Short problem: Tally the lines with the word "badge" and report the number alone.

§

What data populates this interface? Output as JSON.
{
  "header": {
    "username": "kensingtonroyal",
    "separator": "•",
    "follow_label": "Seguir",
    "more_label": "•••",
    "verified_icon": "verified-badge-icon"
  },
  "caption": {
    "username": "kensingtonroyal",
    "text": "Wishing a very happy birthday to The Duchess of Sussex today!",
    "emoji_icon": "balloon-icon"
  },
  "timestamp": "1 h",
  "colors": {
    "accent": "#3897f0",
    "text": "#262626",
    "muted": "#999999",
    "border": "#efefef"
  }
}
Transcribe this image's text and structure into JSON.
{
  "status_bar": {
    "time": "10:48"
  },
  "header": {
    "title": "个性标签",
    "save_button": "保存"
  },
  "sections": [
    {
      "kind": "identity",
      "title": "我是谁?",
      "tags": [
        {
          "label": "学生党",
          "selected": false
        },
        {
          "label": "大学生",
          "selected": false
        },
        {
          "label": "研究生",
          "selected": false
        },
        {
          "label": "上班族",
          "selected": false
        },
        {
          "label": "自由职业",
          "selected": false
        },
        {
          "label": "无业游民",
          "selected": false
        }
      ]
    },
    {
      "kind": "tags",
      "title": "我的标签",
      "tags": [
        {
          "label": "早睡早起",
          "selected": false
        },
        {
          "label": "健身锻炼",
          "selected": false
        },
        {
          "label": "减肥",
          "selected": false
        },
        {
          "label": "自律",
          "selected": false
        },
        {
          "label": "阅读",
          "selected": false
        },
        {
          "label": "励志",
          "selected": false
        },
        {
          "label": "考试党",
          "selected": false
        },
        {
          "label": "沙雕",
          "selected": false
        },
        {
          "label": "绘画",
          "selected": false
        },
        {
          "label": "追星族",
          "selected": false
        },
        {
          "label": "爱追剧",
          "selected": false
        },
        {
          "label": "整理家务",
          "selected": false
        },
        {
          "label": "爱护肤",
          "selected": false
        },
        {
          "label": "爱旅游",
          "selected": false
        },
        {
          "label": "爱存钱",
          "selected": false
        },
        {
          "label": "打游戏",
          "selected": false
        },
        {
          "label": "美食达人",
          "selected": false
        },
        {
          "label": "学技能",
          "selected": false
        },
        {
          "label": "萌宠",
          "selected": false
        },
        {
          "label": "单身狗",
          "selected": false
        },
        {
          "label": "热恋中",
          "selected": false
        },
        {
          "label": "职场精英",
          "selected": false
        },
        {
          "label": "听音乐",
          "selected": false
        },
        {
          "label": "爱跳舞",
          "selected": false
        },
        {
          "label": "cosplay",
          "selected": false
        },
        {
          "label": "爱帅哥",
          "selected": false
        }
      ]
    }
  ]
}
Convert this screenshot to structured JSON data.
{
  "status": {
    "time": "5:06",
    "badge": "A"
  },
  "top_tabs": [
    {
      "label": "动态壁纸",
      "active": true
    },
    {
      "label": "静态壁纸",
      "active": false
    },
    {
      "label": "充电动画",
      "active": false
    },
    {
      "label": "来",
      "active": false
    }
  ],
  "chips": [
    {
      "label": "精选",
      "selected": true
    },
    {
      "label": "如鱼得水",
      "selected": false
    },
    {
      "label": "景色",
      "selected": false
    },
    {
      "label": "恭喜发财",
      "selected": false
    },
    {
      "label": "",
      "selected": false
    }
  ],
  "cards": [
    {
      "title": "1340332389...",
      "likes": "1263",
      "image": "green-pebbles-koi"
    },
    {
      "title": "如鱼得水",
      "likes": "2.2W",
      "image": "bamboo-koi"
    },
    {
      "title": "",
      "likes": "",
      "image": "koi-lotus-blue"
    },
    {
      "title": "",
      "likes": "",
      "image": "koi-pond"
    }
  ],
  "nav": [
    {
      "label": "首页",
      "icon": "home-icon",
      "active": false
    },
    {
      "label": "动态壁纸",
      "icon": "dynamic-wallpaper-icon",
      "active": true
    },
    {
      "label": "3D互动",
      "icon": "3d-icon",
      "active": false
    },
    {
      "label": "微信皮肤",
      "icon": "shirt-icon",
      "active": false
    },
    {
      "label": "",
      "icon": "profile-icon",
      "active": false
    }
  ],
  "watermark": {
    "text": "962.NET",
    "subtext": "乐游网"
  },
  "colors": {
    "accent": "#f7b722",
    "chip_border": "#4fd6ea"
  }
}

§

Expected output: 2